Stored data
* Start *

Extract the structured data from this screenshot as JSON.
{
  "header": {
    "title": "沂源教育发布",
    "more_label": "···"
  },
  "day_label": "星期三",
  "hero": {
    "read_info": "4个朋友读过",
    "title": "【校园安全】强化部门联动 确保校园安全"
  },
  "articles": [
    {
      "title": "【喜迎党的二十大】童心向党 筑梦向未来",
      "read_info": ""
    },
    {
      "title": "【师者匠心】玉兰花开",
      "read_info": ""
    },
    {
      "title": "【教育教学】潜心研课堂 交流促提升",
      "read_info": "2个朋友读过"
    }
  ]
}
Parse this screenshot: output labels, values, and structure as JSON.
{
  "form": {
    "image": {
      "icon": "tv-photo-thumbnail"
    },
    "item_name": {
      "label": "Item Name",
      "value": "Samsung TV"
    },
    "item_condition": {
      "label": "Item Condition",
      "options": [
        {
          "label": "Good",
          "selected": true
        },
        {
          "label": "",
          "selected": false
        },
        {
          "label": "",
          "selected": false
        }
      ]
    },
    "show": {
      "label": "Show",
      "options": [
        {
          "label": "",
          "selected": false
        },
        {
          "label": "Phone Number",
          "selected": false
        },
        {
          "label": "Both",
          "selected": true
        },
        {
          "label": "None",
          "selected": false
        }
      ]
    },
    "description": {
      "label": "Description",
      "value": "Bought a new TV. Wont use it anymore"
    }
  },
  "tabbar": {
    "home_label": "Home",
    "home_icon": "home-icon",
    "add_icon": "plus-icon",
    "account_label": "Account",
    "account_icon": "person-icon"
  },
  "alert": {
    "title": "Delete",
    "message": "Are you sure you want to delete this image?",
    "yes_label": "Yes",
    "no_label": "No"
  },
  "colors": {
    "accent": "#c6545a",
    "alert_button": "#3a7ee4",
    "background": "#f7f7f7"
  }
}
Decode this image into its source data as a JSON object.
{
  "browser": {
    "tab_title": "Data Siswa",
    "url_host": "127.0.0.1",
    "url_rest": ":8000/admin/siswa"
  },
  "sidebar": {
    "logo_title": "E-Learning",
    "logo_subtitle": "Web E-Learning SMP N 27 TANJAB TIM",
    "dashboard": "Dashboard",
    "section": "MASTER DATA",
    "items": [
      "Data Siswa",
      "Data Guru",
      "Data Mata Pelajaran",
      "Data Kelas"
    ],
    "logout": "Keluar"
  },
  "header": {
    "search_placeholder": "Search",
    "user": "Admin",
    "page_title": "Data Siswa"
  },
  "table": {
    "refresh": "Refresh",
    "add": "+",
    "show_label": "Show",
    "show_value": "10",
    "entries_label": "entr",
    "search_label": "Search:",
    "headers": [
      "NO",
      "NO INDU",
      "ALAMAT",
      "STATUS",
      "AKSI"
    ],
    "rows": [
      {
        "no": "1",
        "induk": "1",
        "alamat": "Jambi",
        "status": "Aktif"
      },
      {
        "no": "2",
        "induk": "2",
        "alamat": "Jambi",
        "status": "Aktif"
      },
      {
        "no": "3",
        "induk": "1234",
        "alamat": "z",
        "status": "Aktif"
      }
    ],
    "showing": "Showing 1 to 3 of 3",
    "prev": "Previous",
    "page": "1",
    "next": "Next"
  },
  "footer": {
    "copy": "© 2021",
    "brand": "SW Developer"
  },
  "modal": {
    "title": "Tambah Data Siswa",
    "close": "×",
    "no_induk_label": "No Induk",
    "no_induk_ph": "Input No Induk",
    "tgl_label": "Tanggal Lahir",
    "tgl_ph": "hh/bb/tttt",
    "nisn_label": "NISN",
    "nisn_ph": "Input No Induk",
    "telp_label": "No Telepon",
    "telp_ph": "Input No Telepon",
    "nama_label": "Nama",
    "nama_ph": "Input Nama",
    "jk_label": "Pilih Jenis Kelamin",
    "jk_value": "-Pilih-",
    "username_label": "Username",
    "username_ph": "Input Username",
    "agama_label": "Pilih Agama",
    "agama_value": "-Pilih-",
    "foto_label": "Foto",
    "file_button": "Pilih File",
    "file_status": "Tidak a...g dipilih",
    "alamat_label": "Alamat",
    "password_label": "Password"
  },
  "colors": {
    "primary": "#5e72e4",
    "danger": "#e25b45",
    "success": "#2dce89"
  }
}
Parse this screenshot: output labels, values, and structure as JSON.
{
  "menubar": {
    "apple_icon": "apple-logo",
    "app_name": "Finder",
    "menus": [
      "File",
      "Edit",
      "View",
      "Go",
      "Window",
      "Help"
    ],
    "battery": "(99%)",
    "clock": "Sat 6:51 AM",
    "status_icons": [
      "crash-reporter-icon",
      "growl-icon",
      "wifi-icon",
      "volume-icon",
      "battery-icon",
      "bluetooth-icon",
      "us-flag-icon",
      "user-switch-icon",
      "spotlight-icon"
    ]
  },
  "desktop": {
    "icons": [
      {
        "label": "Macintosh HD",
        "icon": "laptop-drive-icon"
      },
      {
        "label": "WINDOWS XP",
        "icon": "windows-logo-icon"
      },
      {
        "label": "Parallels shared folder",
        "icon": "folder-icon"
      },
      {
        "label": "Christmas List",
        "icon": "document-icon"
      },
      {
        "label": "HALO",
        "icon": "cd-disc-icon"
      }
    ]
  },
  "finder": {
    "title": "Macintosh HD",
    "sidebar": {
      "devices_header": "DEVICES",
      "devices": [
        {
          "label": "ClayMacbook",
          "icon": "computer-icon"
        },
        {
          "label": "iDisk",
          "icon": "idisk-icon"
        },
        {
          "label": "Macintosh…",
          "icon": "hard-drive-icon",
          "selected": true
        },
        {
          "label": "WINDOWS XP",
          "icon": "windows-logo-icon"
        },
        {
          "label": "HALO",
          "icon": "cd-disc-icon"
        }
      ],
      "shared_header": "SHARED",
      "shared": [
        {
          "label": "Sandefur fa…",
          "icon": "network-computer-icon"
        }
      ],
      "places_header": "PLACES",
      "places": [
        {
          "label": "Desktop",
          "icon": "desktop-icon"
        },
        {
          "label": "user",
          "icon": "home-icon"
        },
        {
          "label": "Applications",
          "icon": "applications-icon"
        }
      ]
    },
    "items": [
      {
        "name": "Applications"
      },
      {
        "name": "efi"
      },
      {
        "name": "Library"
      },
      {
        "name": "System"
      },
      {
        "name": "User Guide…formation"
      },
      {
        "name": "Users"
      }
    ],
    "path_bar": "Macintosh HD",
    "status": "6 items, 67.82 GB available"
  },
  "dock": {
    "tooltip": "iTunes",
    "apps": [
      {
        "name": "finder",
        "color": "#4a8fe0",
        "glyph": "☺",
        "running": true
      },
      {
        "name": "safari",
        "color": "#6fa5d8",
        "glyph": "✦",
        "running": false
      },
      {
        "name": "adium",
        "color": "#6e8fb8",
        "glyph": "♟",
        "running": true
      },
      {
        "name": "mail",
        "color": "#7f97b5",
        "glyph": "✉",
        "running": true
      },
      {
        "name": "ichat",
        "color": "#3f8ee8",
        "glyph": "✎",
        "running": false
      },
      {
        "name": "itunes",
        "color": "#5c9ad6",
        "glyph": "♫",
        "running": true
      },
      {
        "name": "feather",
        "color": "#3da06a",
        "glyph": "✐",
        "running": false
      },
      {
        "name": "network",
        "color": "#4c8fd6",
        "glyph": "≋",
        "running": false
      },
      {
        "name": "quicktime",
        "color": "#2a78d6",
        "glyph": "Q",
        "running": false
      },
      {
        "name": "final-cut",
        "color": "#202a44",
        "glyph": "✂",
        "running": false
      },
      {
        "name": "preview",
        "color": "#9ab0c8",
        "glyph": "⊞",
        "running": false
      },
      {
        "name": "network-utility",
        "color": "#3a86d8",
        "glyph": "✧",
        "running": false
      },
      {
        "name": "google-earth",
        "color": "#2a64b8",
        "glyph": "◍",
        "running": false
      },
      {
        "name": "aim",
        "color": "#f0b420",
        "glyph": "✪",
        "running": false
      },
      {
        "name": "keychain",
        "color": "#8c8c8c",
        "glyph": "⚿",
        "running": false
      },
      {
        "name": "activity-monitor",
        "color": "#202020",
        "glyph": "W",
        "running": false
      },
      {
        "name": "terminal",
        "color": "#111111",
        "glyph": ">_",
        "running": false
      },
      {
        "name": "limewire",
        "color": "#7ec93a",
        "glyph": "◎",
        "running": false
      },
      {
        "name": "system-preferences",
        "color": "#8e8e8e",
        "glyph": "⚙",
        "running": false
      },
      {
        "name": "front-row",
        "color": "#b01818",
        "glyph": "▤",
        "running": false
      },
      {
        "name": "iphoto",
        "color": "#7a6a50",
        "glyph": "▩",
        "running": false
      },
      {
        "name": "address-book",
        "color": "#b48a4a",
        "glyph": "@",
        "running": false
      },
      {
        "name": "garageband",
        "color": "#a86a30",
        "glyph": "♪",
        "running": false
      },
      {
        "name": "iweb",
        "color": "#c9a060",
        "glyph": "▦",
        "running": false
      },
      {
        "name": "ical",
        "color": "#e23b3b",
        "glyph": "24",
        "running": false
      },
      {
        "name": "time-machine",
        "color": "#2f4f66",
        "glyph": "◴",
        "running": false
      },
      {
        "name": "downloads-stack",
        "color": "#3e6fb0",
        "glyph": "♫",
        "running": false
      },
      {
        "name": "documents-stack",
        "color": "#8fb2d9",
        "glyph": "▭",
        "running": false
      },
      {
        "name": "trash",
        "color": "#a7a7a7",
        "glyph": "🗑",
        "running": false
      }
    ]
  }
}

* End *

**Goal of the exercise**
Looking at the data above, show all lines where the word "Input" occurs.

**Task output**
    "no_induk_ph": "Input No Induk",
    "nisn_ph": "Input No Induk",
    "telp_ph": "Input No Telepon",
    "nama_ph": "Input Nama",
    "username_ph": "Input Username",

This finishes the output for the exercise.